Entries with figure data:
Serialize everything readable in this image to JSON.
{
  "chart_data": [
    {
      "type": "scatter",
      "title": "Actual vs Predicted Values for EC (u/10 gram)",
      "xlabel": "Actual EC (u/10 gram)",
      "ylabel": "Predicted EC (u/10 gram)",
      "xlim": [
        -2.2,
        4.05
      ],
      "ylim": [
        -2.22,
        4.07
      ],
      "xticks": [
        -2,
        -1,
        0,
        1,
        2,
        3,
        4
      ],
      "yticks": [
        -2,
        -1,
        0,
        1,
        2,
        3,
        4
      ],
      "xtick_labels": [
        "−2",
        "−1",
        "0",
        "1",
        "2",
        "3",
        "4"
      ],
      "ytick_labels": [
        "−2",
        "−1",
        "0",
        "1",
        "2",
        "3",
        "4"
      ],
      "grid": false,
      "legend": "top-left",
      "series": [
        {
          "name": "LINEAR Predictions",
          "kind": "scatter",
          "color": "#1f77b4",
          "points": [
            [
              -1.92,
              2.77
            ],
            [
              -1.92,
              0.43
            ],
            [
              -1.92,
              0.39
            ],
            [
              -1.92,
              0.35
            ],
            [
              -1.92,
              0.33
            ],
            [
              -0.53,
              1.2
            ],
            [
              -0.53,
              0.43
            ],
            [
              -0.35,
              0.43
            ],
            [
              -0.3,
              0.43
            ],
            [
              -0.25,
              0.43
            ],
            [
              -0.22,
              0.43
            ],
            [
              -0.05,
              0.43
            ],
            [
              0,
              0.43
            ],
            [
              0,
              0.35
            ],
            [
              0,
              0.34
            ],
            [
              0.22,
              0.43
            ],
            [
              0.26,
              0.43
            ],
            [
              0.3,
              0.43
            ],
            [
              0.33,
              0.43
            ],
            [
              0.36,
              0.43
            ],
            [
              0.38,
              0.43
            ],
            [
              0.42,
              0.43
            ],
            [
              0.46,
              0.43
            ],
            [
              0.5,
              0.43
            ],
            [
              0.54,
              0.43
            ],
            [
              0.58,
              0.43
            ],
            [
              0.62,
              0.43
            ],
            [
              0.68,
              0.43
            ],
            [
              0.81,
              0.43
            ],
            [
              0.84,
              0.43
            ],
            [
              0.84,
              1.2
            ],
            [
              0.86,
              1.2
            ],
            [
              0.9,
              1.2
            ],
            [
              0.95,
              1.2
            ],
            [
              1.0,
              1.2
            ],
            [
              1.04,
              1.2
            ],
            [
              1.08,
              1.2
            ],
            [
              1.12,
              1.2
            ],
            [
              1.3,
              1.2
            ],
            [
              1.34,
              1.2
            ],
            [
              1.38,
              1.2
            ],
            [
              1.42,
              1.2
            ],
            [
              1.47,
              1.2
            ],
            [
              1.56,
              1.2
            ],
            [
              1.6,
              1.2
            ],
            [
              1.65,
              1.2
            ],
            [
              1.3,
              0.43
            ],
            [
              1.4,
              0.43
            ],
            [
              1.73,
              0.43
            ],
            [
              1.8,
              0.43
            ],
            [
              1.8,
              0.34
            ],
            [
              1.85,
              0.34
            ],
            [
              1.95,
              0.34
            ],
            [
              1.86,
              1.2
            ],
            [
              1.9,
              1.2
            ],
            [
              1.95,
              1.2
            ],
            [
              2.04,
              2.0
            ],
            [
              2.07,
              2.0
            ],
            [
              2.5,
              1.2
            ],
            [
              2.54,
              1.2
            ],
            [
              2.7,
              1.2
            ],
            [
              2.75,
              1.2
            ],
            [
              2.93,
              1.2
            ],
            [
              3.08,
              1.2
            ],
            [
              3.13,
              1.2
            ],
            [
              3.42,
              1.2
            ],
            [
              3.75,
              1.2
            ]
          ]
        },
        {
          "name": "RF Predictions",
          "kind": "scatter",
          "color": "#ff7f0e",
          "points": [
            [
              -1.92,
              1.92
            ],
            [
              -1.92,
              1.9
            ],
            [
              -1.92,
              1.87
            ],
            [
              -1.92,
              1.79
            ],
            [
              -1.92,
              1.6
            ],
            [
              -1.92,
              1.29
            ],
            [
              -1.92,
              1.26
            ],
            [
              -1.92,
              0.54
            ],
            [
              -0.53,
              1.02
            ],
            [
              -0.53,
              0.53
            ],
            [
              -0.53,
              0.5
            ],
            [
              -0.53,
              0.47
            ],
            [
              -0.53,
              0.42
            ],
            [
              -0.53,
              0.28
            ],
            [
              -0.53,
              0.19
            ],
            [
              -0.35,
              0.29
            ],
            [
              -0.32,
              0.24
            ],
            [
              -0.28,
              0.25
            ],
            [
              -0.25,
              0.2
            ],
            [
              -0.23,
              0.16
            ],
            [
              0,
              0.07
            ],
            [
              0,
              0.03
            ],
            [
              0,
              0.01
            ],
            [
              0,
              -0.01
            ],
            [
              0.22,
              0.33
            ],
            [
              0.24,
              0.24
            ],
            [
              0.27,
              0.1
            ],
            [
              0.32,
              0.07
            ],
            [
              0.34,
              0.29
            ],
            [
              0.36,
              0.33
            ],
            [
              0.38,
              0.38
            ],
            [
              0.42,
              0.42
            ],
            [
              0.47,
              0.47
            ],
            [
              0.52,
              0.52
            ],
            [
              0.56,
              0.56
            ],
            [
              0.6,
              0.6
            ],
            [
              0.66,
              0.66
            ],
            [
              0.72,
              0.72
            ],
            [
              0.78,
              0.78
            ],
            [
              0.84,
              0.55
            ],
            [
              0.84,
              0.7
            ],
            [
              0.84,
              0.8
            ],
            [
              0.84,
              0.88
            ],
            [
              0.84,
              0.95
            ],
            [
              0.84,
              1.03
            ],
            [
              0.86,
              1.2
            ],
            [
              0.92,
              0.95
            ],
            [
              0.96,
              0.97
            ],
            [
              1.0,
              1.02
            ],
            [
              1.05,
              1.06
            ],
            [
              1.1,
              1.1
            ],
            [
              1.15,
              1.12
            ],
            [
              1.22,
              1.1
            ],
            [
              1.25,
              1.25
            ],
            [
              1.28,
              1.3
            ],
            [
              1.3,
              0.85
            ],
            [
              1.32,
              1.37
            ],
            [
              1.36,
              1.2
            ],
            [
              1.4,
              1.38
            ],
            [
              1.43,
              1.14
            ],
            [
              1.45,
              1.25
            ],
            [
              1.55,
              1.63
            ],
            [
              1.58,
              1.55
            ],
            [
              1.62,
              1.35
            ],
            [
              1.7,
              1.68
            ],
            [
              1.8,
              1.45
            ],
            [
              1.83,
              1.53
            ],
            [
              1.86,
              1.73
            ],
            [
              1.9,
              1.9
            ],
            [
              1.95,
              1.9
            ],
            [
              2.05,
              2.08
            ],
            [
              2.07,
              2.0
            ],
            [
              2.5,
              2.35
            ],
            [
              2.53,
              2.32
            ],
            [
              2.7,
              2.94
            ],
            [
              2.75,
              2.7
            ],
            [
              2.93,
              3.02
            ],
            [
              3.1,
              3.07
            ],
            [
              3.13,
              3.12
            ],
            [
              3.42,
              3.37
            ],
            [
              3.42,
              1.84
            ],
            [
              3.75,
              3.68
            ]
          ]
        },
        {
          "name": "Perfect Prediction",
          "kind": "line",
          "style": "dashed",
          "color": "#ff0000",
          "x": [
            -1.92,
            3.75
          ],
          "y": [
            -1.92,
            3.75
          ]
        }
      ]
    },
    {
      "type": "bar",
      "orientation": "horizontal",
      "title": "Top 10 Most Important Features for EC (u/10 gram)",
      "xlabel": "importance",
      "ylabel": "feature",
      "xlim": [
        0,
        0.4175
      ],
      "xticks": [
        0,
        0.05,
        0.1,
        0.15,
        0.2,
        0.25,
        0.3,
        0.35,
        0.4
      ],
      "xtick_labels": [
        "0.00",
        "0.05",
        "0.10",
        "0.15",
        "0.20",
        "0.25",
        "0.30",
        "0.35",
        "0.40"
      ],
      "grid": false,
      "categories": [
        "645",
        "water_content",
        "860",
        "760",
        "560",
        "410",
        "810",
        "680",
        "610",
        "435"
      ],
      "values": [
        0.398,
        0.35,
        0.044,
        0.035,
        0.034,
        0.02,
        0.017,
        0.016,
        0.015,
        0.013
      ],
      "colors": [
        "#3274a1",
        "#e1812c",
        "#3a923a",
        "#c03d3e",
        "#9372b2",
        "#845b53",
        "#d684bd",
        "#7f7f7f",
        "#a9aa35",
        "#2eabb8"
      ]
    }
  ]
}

What is being asked: Go through the entries and return each line where the word "Predicted" appears.

Written reply:
      "title": "Actual vs Predicted Values for EC (u/10 gram)",
      "ylabel": "Predicted EC (u/10 gram)",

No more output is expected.